GOAL OF THE EXERCISE = Copy out everything from the start of the records down to the line containing "updown-arrow-icon: ↕ — [38, 323, 44, 337]", character for character.

Page element annotations
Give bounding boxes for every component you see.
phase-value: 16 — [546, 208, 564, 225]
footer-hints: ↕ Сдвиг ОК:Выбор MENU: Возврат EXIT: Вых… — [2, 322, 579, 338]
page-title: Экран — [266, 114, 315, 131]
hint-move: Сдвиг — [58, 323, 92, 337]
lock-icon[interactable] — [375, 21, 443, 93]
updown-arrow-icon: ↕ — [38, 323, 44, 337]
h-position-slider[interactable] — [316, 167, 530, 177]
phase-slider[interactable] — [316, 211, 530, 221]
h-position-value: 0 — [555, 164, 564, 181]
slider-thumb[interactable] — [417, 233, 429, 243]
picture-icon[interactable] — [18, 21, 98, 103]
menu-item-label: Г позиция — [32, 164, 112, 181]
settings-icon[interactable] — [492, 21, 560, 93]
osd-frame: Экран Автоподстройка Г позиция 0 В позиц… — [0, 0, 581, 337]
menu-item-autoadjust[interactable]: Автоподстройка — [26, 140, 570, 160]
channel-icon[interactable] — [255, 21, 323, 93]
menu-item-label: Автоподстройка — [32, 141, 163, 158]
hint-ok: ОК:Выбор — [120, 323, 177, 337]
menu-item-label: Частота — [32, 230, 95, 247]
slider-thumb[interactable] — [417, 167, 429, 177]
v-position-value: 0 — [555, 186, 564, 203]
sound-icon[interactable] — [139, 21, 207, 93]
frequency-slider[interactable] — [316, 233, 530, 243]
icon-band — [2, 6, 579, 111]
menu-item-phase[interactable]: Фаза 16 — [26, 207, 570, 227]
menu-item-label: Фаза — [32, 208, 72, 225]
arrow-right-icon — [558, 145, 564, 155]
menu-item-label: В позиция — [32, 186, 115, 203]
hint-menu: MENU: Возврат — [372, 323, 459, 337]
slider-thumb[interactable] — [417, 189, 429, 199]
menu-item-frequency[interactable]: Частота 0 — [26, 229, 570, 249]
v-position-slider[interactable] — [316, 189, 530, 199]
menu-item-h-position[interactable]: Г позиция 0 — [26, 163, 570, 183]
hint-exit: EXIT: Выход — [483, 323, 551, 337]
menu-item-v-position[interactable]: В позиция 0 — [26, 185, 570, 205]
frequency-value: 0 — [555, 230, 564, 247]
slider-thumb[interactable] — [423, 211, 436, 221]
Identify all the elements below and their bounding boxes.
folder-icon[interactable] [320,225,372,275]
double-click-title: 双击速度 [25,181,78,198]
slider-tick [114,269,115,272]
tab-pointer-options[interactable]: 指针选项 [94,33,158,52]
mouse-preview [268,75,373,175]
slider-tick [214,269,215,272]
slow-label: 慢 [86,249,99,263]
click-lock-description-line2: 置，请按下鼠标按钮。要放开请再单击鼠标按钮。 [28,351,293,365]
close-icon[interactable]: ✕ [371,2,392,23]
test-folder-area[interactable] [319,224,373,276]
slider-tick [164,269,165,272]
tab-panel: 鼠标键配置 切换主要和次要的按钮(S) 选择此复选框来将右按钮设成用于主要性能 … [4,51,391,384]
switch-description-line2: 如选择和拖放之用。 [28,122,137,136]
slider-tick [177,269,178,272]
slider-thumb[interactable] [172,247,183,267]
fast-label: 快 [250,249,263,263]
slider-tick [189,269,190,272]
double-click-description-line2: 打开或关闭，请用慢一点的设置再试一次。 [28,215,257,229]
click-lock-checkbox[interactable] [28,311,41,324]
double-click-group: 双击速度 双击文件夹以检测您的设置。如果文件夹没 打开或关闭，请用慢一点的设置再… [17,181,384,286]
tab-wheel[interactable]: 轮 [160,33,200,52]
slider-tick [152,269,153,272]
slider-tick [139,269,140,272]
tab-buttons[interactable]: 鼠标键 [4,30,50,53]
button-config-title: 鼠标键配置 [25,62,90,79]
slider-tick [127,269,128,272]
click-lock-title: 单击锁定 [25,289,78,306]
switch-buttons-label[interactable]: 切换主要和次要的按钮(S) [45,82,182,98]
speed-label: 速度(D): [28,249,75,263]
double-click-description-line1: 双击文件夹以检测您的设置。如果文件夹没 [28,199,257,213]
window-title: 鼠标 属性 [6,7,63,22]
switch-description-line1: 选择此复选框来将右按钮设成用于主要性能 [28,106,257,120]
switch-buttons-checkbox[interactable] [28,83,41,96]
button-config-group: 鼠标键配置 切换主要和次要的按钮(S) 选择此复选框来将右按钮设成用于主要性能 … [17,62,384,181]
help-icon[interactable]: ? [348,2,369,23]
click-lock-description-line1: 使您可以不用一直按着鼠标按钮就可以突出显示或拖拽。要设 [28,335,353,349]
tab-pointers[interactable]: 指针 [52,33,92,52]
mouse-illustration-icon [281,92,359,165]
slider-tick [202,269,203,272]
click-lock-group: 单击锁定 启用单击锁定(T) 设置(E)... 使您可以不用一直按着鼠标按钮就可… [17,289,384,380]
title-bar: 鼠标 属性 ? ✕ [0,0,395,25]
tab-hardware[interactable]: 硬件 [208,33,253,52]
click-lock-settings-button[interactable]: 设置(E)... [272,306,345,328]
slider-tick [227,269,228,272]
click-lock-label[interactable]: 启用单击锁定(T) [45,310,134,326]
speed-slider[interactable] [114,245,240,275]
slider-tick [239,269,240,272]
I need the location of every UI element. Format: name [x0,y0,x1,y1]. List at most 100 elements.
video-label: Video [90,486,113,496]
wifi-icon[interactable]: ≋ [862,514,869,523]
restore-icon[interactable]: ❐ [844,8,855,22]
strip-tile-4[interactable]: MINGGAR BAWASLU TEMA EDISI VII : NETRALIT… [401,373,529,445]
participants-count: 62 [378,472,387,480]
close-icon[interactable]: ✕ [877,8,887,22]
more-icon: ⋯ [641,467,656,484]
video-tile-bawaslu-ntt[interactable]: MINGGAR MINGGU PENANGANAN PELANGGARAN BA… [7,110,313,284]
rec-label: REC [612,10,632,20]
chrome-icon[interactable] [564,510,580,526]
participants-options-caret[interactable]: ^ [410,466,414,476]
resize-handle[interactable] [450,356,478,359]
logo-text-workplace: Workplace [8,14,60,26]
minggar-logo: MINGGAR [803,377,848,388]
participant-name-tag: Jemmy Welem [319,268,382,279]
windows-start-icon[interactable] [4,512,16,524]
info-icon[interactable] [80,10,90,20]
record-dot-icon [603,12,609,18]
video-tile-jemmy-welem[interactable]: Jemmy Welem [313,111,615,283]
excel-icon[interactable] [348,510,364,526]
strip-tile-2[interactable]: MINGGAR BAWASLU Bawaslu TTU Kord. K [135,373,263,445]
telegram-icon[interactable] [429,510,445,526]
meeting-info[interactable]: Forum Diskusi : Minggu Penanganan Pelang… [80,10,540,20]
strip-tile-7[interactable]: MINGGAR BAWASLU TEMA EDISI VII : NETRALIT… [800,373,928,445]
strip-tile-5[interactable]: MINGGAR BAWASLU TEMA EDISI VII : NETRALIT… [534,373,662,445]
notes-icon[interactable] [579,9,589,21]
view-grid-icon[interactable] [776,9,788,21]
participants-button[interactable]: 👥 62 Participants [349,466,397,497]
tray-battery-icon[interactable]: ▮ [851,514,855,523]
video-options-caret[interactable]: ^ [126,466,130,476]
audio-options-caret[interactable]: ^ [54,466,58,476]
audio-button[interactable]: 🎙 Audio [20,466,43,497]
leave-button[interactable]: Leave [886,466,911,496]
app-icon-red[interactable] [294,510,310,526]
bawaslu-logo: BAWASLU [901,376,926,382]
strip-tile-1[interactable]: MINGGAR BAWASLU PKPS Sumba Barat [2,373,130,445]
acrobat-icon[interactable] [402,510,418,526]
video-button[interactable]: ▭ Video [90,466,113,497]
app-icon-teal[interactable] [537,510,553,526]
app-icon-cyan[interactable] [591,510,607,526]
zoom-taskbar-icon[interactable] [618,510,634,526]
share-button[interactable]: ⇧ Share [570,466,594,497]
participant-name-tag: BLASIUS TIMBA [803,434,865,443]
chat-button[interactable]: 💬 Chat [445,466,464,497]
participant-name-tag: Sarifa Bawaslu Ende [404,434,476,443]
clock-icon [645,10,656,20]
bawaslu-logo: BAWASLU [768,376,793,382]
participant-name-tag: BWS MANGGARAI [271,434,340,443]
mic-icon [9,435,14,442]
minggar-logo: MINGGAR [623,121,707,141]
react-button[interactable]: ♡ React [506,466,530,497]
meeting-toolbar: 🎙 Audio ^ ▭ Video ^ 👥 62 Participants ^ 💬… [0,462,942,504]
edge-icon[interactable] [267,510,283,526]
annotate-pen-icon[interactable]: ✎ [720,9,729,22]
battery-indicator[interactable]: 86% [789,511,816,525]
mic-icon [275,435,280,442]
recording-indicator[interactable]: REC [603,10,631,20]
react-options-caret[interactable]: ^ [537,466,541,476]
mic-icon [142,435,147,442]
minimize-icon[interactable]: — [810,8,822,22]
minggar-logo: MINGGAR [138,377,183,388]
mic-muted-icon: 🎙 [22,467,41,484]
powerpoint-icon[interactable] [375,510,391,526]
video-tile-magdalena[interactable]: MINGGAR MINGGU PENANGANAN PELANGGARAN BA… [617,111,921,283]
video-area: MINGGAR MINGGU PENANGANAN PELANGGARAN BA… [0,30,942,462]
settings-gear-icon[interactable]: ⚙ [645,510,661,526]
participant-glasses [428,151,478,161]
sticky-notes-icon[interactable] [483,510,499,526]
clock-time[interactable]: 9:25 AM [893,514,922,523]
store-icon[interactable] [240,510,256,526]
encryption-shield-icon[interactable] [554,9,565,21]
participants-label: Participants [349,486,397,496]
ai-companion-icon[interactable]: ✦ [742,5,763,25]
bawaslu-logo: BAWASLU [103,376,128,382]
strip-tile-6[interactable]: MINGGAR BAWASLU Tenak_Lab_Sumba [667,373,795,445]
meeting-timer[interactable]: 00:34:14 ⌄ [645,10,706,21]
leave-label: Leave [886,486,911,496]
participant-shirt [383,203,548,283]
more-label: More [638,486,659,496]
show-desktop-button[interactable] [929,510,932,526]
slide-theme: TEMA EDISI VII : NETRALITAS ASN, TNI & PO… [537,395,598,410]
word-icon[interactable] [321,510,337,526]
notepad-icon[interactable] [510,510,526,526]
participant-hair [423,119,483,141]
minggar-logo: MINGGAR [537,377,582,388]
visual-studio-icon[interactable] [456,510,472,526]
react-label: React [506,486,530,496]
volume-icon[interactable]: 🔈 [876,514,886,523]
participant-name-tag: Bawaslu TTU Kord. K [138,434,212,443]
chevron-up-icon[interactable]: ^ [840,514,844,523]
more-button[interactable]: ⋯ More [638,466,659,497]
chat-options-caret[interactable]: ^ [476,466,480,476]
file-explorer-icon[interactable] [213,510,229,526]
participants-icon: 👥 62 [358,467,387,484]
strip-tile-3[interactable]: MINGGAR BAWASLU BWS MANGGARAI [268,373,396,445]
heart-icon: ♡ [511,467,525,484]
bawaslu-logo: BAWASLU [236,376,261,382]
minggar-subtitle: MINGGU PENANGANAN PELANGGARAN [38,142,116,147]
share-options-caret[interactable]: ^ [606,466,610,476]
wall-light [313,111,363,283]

WRITTEN REPLY =
Give bounding boxes for every component you see.
phase-value: 16 — [546, 208, 564, 225]
footer-hints: ↕ Сдвиг ОК:Выбор MENU: Возврат EXIT: Вых… — [2, 322, 579, 338]
page-title: Экран — [266, 114, 315, 131]
hint-move: Сдвиг — [58, 323, 92, 337]
lock-icon[interactable] — [375, 21, 443, 93]
updown-arrow-icon: ↕ — [38, 323, 44, 337]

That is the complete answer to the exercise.